Where a line holds the word "alternative", copy that line.

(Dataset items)
####################

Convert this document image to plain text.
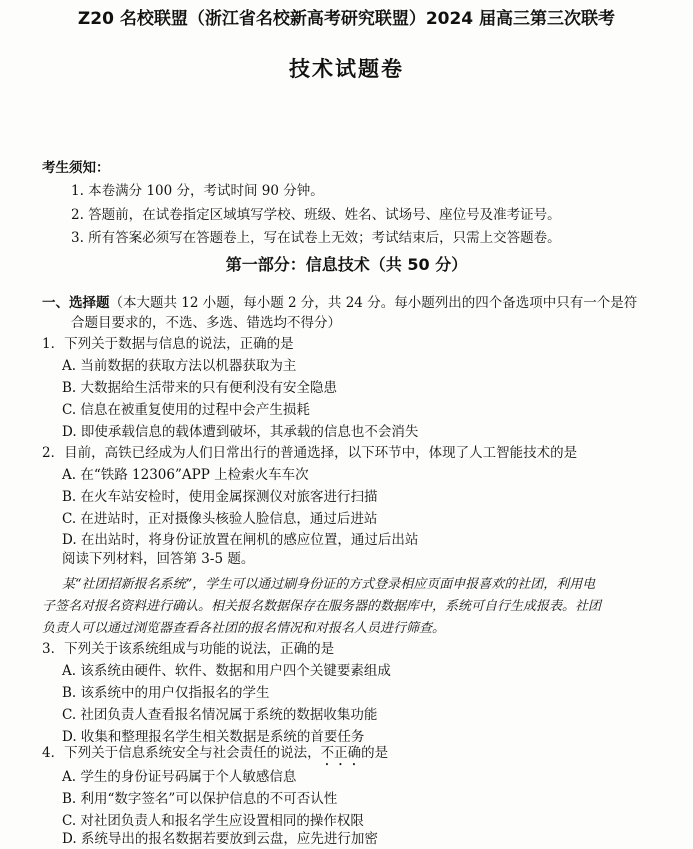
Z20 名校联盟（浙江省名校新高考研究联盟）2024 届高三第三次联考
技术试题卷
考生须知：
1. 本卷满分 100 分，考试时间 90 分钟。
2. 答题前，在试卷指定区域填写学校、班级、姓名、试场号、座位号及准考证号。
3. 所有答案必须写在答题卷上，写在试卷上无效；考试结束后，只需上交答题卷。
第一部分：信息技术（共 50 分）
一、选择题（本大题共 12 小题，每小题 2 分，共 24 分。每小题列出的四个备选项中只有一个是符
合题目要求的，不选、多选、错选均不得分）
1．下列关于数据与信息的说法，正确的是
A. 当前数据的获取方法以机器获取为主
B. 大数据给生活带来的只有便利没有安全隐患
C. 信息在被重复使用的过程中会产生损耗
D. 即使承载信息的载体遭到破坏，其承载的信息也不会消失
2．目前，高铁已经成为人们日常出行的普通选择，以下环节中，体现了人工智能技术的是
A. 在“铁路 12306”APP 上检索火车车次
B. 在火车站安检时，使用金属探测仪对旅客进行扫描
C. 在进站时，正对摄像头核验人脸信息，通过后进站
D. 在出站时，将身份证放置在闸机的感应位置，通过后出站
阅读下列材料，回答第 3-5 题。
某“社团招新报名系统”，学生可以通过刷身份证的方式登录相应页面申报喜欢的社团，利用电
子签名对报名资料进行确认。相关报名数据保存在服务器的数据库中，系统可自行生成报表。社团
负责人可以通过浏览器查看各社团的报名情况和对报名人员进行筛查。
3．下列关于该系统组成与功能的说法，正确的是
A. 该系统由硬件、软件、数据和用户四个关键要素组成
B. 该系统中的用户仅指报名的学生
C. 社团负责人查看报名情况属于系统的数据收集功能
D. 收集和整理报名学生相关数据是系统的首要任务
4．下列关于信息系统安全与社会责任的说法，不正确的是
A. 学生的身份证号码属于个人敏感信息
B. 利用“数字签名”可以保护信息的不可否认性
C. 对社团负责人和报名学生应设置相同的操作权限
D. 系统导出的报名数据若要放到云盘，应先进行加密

####################

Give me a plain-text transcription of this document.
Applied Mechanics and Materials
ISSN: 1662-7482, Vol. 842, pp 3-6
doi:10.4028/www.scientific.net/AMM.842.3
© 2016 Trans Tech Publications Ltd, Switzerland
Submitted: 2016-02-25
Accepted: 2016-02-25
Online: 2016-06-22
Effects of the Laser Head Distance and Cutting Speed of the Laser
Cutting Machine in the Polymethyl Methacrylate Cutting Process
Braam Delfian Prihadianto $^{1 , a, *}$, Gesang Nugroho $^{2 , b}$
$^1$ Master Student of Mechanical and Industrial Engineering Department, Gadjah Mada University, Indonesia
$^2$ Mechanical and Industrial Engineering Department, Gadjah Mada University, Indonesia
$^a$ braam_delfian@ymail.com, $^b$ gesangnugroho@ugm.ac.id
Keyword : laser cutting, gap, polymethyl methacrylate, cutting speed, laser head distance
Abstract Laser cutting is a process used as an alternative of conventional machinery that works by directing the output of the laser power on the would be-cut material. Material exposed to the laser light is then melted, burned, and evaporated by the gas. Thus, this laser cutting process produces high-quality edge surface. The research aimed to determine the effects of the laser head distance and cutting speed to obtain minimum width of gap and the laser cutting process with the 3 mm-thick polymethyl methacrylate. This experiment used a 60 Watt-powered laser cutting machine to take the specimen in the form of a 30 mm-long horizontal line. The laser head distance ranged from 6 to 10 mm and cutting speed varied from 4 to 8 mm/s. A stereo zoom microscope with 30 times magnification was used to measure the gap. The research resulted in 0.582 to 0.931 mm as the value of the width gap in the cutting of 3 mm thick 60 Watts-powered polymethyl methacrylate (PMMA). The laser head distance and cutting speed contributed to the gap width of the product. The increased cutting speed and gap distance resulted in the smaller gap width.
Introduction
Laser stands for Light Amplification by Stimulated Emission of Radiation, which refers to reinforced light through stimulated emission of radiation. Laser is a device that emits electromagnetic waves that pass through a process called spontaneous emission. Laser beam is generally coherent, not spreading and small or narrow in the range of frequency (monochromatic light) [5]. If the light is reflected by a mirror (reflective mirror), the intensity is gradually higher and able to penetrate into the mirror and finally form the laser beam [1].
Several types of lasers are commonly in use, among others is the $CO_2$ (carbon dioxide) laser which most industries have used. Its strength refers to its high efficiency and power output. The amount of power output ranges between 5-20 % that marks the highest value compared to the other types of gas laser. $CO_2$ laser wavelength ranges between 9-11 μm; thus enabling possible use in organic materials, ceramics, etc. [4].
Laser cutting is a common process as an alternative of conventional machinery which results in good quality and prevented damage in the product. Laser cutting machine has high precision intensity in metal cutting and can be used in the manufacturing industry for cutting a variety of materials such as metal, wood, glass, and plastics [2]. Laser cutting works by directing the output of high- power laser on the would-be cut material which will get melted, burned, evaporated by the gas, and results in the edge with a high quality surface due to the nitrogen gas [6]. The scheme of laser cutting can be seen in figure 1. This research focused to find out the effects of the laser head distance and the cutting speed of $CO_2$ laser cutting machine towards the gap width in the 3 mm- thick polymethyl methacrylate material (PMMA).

####################

*Final answer:*
Abstract Laser cutting is a process used as an alternative of conventional machinery that works by directing the output of the laser power on the would be-cut material. Material exposed to the laser light is then melted, burned, and evaporated by the gas. Thus, this laser cutting process produces high-quality edge surface. The research aimed to determine the effects of the laser head distance and cutting speed to obtain minimum width of gap and the laser cutting process with the 3 mm-thick polymethyl methacrylate. This experiment used a 60 Watt-powered laser cutting machine to take the specimen in the form of a 30 mm-long horizontal line. The laser head distance ranged from 6 to 10 mm and cutting speed varied from 4 to 8 mm/s. A stereo zoom microscope with 30 times magnification was used to measure the gap. The research resulted in 0.582 to 0.931 mm as the value of the width gap in the cutting of 3 mm thick 60 Watts-powered polymethyl methacrylate (PMMA). The laser head distance and cutting speed contributed to the gap width of the product. The increased cutting speed and gap distance resulted in the smaller gap width.
Laser cutting is a common process as an alternative of conventional machinery which results in good quality and prevented damage in the product. Laser cutting machine has high precision intensity in metal cutting and can be used in the manufacturing industry for cutting a variety of materials such as metal, wood, glass, and plastics [2]. Laser cutting works by directing the output of high- power laser on the would-be cut material which will get melted, burned, evaporated by the gas, and results in the edge with a high quality surface due to the nitrogen gas [6]. The scheme of laser cutting can be seen in figure 1. This research focused to find out the effects of the laser head distance and the cutting speed of $CO_2$ laser cutting machine towards the gap width in the 3 mm- thick polymethyl methacrylate material (PMMA).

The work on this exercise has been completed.